> **Record list**
* START *

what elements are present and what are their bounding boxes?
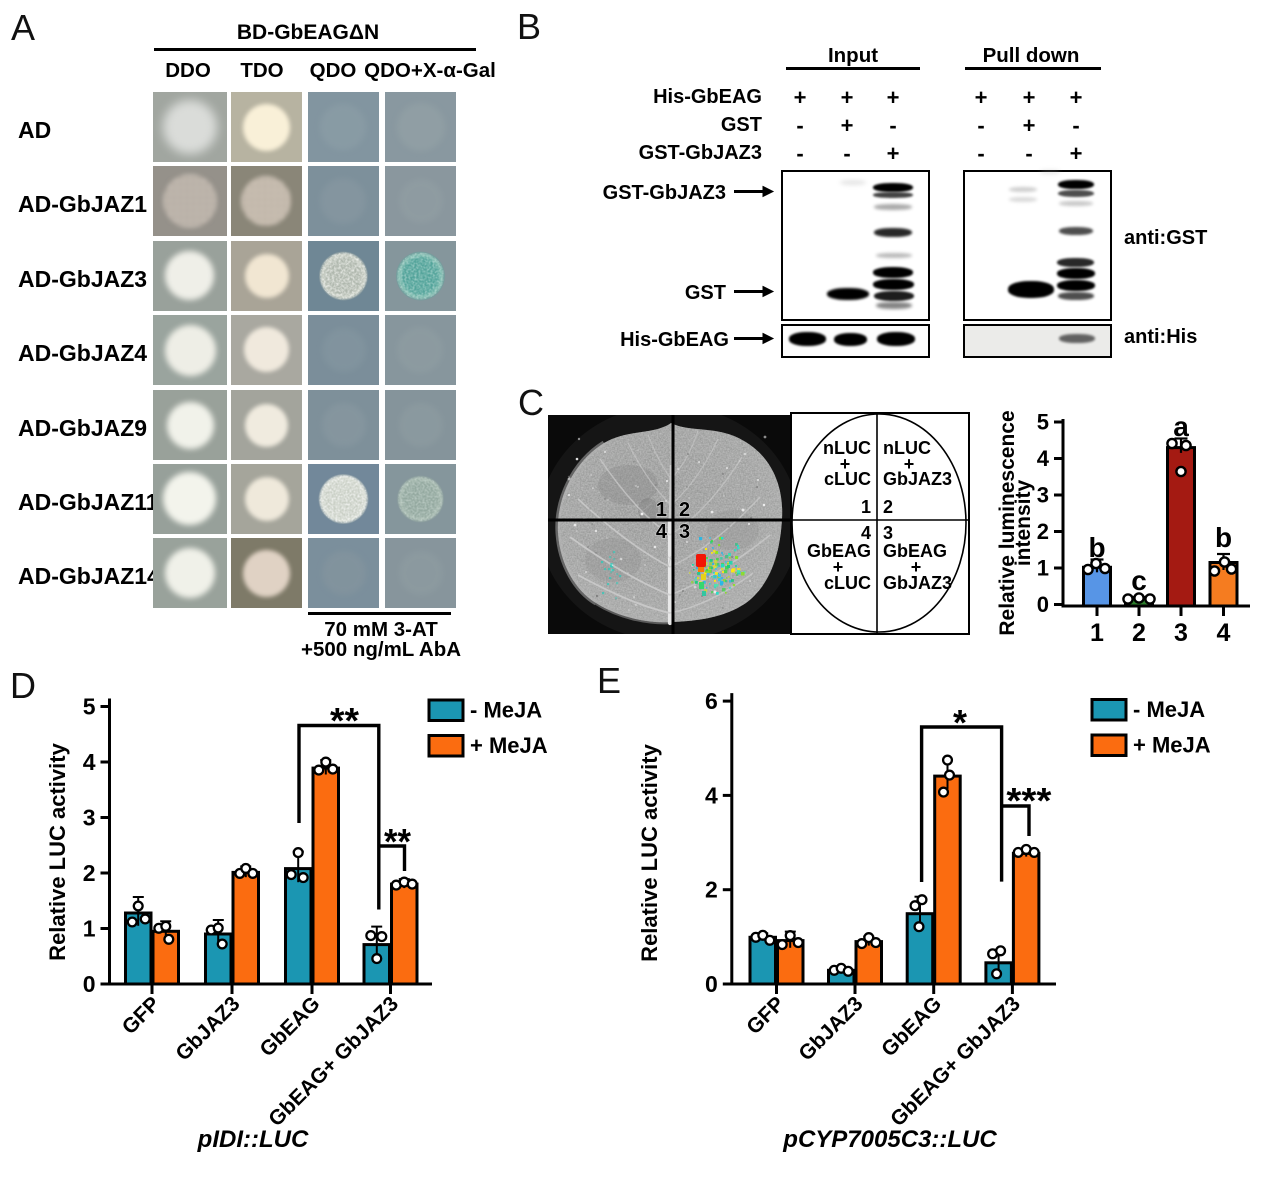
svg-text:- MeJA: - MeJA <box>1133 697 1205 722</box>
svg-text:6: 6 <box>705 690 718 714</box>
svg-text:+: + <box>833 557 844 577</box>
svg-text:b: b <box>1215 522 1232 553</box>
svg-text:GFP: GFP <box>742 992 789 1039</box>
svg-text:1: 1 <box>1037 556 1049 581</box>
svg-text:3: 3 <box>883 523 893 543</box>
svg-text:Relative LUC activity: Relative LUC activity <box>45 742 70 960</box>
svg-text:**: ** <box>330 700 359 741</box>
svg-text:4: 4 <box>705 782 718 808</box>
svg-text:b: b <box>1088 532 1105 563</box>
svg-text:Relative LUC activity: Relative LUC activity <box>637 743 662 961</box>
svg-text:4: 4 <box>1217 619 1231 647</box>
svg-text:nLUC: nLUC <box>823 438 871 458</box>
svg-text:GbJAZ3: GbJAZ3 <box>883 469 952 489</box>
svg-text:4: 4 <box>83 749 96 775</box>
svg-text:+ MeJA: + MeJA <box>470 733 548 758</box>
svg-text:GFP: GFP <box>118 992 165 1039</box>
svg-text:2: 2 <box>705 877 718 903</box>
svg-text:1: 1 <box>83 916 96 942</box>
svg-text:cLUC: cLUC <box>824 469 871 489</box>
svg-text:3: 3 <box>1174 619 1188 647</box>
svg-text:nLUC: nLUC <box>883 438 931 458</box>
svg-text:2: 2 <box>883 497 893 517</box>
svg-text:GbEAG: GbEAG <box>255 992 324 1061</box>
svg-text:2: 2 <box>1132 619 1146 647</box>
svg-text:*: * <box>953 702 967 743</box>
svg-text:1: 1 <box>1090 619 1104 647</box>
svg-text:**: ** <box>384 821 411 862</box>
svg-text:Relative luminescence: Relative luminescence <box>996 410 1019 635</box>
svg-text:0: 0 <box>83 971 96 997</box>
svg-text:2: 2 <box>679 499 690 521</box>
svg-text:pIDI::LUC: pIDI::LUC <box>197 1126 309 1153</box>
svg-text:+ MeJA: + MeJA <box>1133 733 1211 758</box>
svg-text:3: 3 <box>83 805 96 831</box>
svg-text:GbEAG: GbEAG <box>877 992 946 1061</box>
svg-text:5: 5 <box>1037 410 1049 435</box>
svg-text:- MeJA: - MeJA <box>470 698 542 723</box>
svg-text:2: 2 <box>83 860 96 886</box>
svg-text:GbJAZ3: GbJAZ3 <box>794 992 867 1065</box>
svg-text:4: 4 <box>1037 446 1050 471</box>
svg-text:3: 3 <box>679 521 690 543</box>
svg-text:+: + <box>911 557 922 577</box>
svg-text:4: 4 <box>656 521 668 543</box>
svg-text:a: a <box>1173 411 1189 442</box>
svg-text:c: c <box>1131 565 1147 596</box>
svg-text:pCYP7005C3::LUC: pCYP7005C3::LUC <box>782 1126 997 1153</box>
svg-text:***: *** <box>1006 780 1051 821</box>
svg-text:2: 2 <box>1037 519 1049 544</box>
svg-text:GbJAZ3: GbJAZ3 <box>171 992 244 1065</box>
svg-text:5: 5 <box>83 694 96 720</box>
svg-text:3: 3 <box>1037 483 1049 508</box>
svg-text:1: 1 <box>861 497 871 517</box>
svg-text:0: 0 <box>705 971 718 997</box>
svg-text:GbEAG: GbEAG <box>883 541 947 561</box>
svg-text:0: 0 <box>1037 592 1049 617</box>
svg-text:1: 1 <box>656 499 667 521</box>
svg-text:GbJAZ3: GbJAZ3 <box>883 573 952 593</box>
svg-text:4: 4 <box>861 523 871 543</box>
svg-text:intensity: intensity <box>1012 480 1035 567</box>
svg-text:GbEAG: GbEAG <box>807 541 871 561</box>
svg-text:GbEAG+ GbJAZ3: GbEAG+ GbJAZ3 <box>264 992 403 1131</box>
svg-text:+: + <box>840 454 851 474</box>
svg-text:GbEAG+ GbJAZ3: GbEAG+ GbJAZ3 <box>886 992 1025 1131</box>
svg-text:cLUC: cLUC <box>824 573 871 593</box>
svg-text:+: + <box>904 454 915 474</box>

* END *
* START *

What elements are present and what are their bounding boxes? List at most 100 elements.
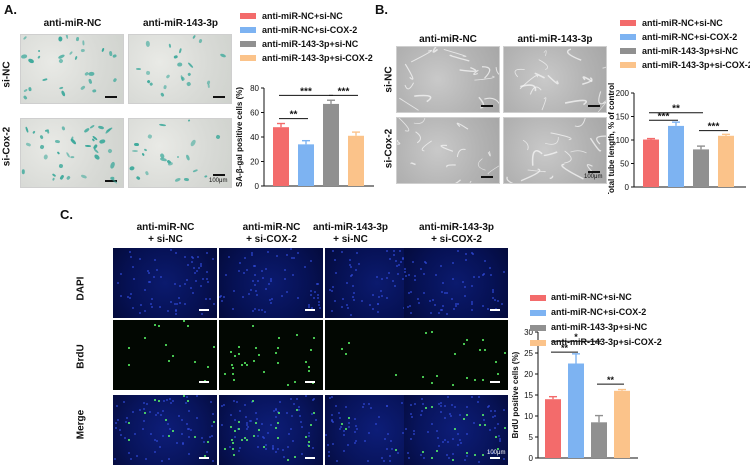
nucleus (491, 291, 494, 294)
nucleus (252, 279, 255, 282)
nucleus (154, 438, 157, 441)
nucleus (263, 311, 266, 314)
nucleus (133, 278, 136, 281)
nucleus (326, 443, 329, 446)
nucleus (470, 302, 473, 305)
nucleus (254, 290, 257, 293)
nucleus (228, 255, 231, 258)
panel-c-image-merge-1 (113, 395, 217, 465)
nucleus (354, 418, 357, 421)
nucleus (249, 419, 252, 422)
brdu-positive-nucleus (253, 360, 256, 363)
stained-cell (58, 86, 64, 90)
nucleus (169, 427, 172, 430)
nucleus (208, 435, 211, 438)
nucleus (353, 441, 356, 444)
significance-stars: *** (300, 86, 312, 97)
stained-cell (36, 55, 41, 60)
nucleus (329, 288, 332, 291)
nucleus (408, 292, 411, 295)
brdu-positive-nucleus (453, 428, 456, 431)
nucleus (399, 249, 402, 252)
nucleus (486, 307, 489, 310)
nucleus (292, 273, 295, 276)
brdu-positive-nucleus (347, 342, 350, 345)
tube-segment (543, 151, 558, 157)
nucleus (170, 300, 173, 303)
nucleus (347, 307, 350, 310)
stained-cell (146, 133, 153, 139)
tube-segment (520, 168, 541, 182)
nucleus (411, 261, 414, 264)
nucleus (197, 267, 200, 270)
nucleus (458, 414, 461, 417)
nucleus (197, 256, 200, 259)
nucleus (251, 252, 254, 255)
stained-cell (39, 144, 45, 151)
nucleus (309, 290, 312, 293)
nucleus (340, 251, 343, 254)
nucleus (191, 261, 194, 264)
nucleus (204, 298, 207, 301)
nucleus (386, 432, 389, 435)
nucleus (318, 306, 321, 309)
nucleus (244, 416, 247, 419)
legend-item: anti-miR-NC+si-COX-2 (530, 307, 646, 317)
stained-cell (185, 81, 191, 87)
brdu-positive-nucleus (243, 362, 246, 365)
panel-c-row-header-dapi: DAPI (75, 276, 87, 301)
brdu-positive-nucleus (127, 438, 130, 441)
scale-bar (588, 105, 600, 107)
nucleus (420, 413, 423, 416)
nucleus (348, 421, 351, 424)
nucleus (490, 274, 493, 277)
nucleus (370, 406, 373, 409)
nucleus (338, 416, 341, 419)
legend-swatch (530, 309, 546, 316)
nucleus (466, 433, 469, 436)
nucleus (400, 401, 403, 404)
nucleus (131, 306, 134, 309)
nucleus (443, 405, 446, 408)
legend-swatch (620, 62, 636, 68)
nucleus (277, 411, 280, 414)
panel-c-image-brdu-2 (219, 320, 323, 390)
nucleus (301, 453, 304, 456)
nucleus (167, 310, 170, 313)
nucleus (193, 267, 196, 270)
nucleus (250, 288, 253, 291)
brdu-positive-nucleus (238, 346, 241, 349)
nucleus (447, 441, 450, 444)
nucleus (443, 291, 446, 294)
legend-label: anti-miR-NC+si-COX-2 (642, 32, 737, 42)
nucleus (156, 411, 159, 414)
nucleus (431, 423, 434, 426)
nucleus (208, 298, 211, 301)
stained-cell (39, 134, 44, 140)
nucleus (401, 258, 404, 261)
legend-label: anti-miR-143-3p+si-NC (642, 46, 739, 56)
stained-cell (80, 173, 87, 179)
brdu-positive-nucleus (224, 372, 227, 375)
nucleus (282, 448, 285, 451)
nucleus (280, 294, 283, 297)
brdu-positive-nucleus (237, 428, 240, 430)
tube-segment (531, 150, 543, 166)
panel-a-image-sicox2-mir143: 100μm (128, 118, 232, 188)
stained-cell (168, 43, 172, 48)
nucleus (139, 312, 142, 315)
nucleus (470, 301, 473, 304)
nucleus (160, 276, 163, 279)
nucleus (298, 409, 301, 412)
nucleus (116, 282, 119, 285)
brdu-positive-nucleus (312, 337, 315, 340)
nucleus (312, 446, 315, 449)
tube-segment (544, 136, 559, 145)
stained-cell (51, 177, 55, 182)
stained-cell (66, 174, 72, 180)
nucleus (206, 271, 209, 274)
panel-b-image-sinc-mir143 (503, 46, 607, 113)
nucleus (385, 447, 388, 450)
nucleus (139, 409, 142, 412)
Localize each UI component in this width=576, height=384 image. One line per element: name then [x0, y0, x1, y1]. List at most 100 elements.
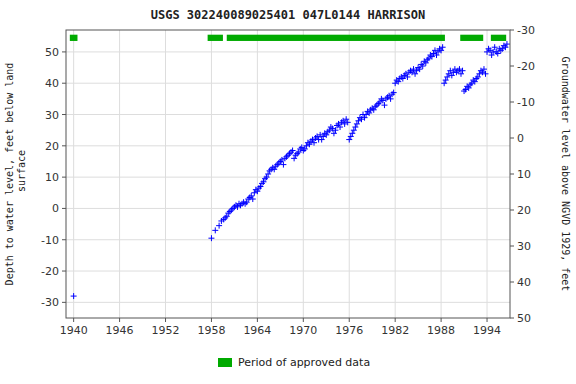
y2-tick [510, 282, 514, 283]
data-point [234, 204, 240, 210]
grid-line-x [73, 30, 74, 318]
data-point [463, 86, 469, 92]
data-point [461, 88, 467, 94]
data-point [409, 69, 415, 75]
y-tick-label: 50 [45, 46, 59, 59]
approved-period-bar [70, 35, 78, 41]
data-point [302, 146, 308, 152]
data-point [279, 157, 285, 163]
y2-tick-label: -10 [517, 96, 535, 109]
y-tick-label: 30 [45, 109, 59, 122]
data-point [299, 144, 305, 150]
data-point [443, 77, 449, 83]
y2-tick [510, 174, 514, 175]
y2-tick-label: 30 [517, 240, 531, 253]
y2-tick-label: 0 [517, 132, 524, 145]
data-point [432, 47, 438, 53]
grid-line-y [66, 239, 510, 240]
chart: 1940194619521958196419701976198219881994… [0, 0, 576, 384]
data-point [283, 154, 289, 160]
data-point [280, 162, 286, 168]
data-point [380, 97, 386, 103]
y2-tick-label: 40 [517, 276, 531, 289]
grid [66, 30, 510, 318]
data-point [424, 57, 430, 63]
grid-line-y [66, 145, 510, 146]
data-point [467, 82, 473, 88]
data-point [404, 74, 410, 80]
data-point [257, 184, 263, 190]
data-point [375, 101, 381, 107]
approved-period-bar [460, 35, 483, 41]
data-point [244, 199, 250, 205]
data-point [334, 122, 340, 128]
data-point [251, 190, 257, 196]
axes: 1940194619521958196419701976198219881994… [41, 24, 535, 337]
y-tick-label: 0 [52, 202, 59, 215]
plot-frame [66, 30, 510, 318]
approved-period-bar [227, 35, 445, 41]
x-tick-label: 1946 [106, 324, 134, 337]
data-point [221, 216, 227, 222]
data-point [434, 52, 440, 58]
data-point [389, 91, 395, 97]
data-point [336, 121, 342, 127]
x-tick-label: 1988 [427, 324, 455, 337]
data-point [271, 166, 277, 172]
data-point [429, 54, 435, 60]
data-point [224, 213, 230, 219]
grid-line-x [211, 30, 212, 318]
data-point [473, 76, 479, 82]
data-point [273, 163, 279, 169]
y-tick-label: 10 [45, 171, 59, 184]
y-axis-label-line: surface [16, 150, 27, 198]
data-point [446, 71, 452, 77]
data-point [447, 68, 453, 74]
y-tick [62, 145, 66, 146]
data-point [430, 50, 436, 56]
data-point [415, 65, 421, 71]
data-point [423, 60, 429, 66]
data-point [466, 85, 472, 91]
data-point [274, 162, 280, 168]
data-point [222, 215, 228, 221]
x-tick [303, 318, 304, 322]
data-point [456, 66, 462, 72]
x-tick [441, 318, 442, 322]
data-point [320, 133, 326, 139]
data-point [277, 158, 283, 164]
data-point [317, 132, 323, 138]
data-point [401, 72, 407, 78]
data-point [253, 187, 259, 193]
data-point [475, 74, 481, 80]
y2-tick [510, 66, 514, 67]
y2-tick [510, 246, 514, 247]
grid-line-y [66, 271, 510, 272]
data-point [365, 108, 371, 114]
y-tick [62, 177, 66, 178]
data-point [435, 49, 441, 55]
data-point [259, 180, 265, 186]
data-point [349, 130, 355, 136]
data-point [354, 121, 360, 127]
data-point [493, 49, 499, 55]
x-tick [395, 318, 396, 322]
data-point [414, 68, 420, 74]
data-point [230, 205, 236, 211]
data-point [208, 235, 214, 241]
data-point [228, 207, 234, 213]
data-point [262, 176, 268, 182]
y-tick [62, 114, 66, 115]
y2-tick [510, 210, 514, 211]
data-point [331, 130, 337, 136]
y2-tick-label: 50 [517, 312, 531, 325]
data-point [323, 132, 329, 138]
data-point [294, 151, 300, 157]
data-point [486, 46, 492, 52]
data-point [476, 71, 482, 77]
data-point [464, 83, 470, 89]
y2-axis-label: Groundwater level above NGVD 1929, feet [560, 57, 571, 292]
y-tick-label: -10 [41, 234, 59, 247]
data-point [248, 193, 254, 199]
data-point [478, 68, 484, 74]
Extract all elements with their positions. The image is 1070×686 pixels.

* END *

> **Prompt**
Lay out everything from the line containing "y2-tick [510, 282, 514, 283]" down to the line containing "y2-tick [510, 174, 514, 175]" as a Markdown table, with the columns Row and Line. Leave out any blank lines.

> **Reply**
| Row | Line |
|---|---|
| 1 | y2-tick [510, 282, 514, 283] |
| 2 | data-point [234, 204, 240, 210] |
| 3 | grid-line-x [73, 30, 74, 318] |
| 4 | data-point [463, 86, 469, 92] |
| 5 | data-point [461, 88, 467, 94] |
| 6 | data-point [409, 69, 415, 75] |
| 7 | y-tick-label: 50 [45, 46, 59, 59] |
| 8 | approved-period-bar [70, 35, 78, 41] |
| 9 | data-point [302, 146, 308, 152] |
| 10 | data-point [279, 157, 285, 163] |
| 11 | y2-tick-label: -10 [517, 96, 535, 109] |
| 12 | y-tick-label: 30 [45, 109, 59, 122] |
| 13 | data-point [299, 144, 305, 150] |
| 14 | data-point [443, 77, 449, 83] |
| 15 | y2-tick [510, 174, 514, 175] |